[AIM OF THE EXERCISE] Copy each line holding the string "name".

[INFORMATION SHOWN]

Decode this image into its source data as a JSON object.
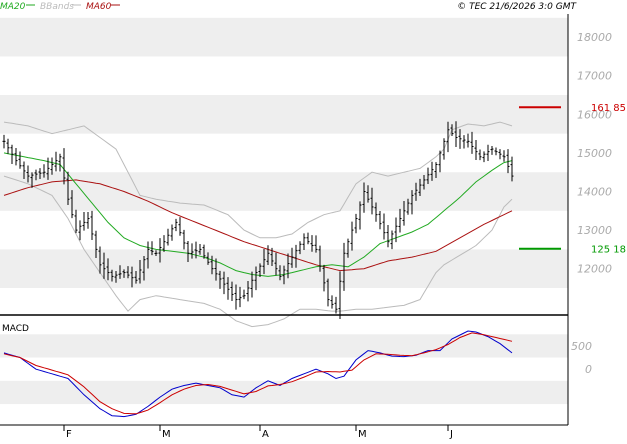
{
  "legend": {
    "items": [
      {
        "label": "MA20",
        "color": "#22aa22"
      },
      {
        "label": "BBands",
        "color": "#bbbbbb"
      },
      {
        "label": "MA60",
        "color": "#aa1111"
      }
    ]
  },
  "copyright": "© TEC 21/6/2026 3:0 GMT",
  "colors": {
    "grid_band": "#eeeeee",
    "price": "#000000",
    "ma20": "#22aa22",
    "ma60": "#aa1111",
    "bbands": "#bbbbbb",
    "macd": "#0000cc",
    "signal": "#cc0000",
    "axis_text": "#aaaaaa",
    "frame": "#000000"
  },
  "chart_data": [
    {
      "type": "line",
      "title": "",
      "note": "Daily OHLC bar chart with MA20, MA60 and Bollinger Bands",
      "y_ticks": [
        12000,
        13000,
        14000,
        15000,
        16000,
        17000,
        18000
      ],
      "ylim": [
        10800,
        18600
      ],
      "x_ticks": [
        {
          "label": "F",
          "index": 15
        },
        {
          "label": "M",
          "index": 39
        },
        {
          "label": "A",
          "index": 64
        },
        {
          "label": "M",
          "index": 88
        },
        {
          "label": "J",
          "index": 111
        }
      ],
      "n_bars": 128,
      "levels": [
        {
          "label": "161 85",
          "value": 16185,
          "color": "#cc0000"
        },
        {
          "label": "125 18",
          "value": 12518,
          "color": "#009900"
        }
      ],
      "price_series": {
        "name": "Price",
        "close_anchors": [
          [
            0,
            15300
          ],
          [
            3,
            14800
          ],
          [
            6,
            14400
          ],
          [
            10,
            14500
          ],
          [
            14,
            14900
          ],
          [
            16,
            13800
          ],
          [
            18,
            13000
          ],
          [
            21,
            13300
          ],
          [
            24,
            12100
          ],
          [
            27,
            11800
          ],
          [
            30,
            11900
          ],
          [
            33,
            11700
          ],
          [
            36,
            12500
          ],
          [
            38,
            12400
          ],
          [
            40,
            12700
          ],
          [
            43,
            13200
          ],
          [
            46,
            12400
          ],
          [
            49,
            12500
          ],
          [
            52,
            12000
          ],
          [
            55,
            11600
          ],
          [
            58,
            11200
          ],
          [
            60,
            11300
          ],
          [
            63,
            11900
          ],
          [
            66,
            12400
          ],
          [
            69,
            11800
          ],
          [
            72,
            12300
          ],
          [
            75,
            12800
          ],
          [
            78,
            12500
          ],
          [
            81,
            11200
          ],
          [
            83,
            10950
          ],
          [
            85,
            12400
          ],
          [
            88,
            13300
          ],
          [
            90,
            14000
          ],
          [
            93,
            13400
          ],
          [
            96,
            12700
          ],
          [
            99,
            13300
          ],
          [
            102,
            13900
          ],
          [
            105,
            14300
          ],
          [
            108,
            14700
          ],
          [
            111,
            15600
          ],
          [
            113,
            15400
          ],
          [
            116,
            15300
          ],
          [
            119,
            14900
          ],
          [
            122,
            15100
          ],
          [
            125,
            14900
          ],
          [
            127,
            14400
          ]
        ]
      },
      "ma20": {
        "name": "MA20",
        "anchors": [
          [
            0,
            15000
          ],
          [
            5,
            14900
          ],
          [
            10,
            14800
          ],
          [
            14,
            14700
          ],
          [
            18,
            14200
          ],
          [
            22,
            13700
          ],
          [
            26,
            13200
          ],
          [
            30,
            12800
          ],
          [
            34,
            12600
          ],
          [
            38,
            12500
          ],
          [
            42,
            12450
          ],
          [
            46,
            12400
          ],
          [
            50,
            12300
          ],
          [
            54,
            12150
          ],
          [
            58,
            11950
          ],
          [
            62,
            11850
          ],
          [
            66,
            11800
          ],
          [
            70,
            11850
          ],
          [
            74,
            11950
          ],
          [
            78,
            12050
          ],
          [
            82,
            12100
          ],
          [
            86,
            12050
          ],
          [
            90,
            12300
          ],
          [
            94,
            12650
          ],
          [
            98,
            12800
          ],
          [
            102,
            12950
          ],
          [
            106,
            13150
          ],
          [
            110,
            13500
          ],
          [
            114,
            13850
          ],
          [
            118,
            14250
          ],
          [
            122,
            14550
          ],
          [
            125,
            14750
          ],
          [
            127,
            14800
          ]
        ]
      },
      "ma60": {
        "name": "MA60",
        "anchors": [
          [
            0,
            13900
          ],
          [
            6,
            14100
          ],
          [
            12,
            14250
          ],
          [
            18,
            14300
          ],
          [
            24,
            14200
          ],
          [
            30,
            14000
          ],
          [
            36,
            13750
          ],
          [
            42,
            13450
          ],
          [
            48,
            13200
          ],
          [
            54,
            12950
          ],
          [
            60,
            12700
          ],
          [
            66,
            12500
          ],
          [
            72,
            12300
          ],
          [
            78,
            12100
          ],
          [
            84,
            11950
          ],
          [
            90,
            12000
          ],
          [
            96,
            12200
          ],
          [
            102,
            12300
          ],
          [
            108,
            12450
          ],
          [
            114,
            12800
          ],
          [
            120,
            13150
          ],
          [
            125,
            13400
          ],
          [
            127,
            13500
          ]
        ]
      },
      "bbands_upper": {
        "name": "BBands upper",
        "anchors": [
          [
            0,
            15800
          ],
          [
            6,
            15700
          ],
          [
            12,
            15500
          ],
          [
            16,
            15600
          ],
          [
            20,
            15700
          ],
          [
            24,
            15400
          ],
          [
            28,
            15100
          ],
          [
            31,
            14500
          ],
          [
            34,
            13900
          ],
          [
            38,
            13800
          ],
          [
            44,
            13700
          ],
          [
            50,
            13650
          ],
          [
            56,
            13400
          ],
          [
            60,
            13000
          ],
          [
            64,
            12800
          ],
          [
            68,
            12800
          ],
          [
            72,
            12900
          ],
          [
            76,
            13200
          ],
          [
            80,
            13400
          ],
          [
            84,
            13500
          ],
          [
            88,
            14200
          ],
          [
            92,
            14500
          ],
          [
            96,
            14400
          ],
          [
            100,
            14500
          ],
          [
            104,
            14600
          ],
          [
            108,
            14900
          ],
          [
            110,
            15100
          ],
          [
            112,
            15600
          ],
          [
            116,
            15750
          ],
          [
            120,
            15700
          ],
          [
            124,
            15800
          ],
          [
            127,
            15700
          ]
        ]
      },
      "bbands_lower": {
        "name": "BBands lower",
        "anchors": [
          [
            0,
            14400
          ],
          [
            6,
            14200
          ],
          [
            12,
            13900
          ],
          [
            16,
            13300
          ],
          [
            20,
            12500
          ],
          [
            24,
            11900
          ],
          [
            28,
            11300
          ],
          [
            31,
            10900
          ],
          [
            34,
            11200
          ],
          [
            38,
            11300
          ],
          [
            44,
            11200
          ],
          [
            50,
            11100
          ],
          [
            54,
            10950
          ],
          [
            58,
            10650
          ],
          [
            62,
            10500
          ],
          [
            66,
            10550
          ],
          [
            70,
            10700
          ],
          [
            74,
            10950
          ],
          [
            78,
            10950
          ],
          [
            82,
            10900
          ],
          [
            84,
            10900
          ],
          [
            88,
            10950
          ],
          [
            92,
            10950
          ],
          [
            96,
            11000
          ],
          [
            100,
            11050
          ],
          [
            104,
            11200
          ],
          [
            108,
            11900
          ],
          [
            110,
            12100
          ],
          [
            114,
            12350
          ],
          [
            118,
            12600
          ],
          [
            122,
            13000
          ],
          [
            125,
            13600
          ],
          [
            127,
            13800
          ]
        ]
      }
    },
    {
      "type": "line",
      "title": "MACD",
      "y_ticks": [
        0,
        500
      ],
      "ylim": [
        -1200,
        1100
      ],
      "series": [
        {
          "name": "",
          "color": "#0000cc",
          "anchors": [
            [
              0,
              350
            ],
            [
              4,
              250
            ],
            [
              8,
              0
            ],
            [
              12,
              -100
            ],
            [
              16,
              -200
            ],
            [
              20,
              -550
            ],
            [
              24,
              -850
            ],
            [
              27,
              -1000
            ],
            [
              30,
              -1020
            ],
            [
              33,
              -970
            ],
            [
              36,
              -800
            ],
            [
              39,
              -600
            ],
            [
              42,
              -430
            ],
            [
              45,
              -350
            ],
            [
              48,
              -300
            ],
            [
              51,
              -350
            ],
            [
              54,
              -400
            ],
            [
              57,
              -550
            ],
            [
              60,
              -600
            ],
            [
              63,
              -400
            ],
            [
              66,
              -250
            ],
            [
              69,
              -350
            ],
            [
              72,
              -200
            ],
            [
              75,
              -100
            ],
            [
              78,
              0
            ],
            [
              81,
              -100
            ],
            [
              83,
              -200
            ],
            [
              85,
              -150
            ],
            [
              88,
              200
            ],
            [
              91,
              400
            ],
            [
              94,
              350
            ],
            [
              97,
              280
            ],
            [
              100,
              270
            ],
            [
              103,
              300
            ],
            [
              106,
              400
            ],
            [
              109,
              400
            ],
            [
              112,
              650
            ],
            [
              116,
              820
            ],
            [
              118,
              800
            ],
            [
              121,
              700
            ],
            [
              124,
              550
            ],
            [
              127,
              350
            ]
          ]
        },
        {
          "name": "",
          "color": "#cc0000",
          "anchors": [
            [
              0,
              330
            ],
            [
              4,
              250
            ],
            [
              8,
              80
            ],
            [
              12,
              -20
            ],
            [
              16,
              -120
            ],
            [
              20,
              -380
            ],
            [
              24,
              -700
            ],
            [
              27,
              -850
            ],
            [
              30,
              -950
            ],
            [
              33,
              -960
            ],
            [
              36,
              -880
            ],
            [
              39,
              -720
            ],
            [
              42,
              -550
            ],
            [
              45,
              -430
            ],
            [
              48,
              -350
            ],
            [
              51,
              -330
            ],
            [
              54,
              -370
            ],
            [
              57,
              -450
            ],
            [
              60,
              -530
            ],
            [
              63,
              -480
            ],
            [
              66,
              -360
            ],
            [
              69,
              -330
            ],
            [
              72,
              -270
            ],
            [
              75,
              -170
            ],
            [
              78,
              -60
            ],
            [
              81,
              -50
            ],
            [
              84,
              -60
            ],
            [
              87,
              -20
            ],
            [
              90,
              200
            ],
            [
              93,
              330
            ],
            [
              96,
              320
            ],
            [
              99,
              300
            ],
            [
              102,
              290
            ],
            [
              105,
              350
            ],
            [
              108,
              420
            ],
            [
              111,
              530
            ],
            [
              114,
              680
            ],
            [
              117,
              780
            ],
            [
              120,
              740
            ],
            [
              124,
              660
            ],
            [
              127,
              600
            ]
          ]
        }
      ]
    }
  ]
}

[EXERCISE RESPONSE]
        "name": "Price",
        "name": "MA20",
        "name": "MA60",
        "name": "BBands upper",
        "name": "BBands lower",
          "name": "",
          "name": "",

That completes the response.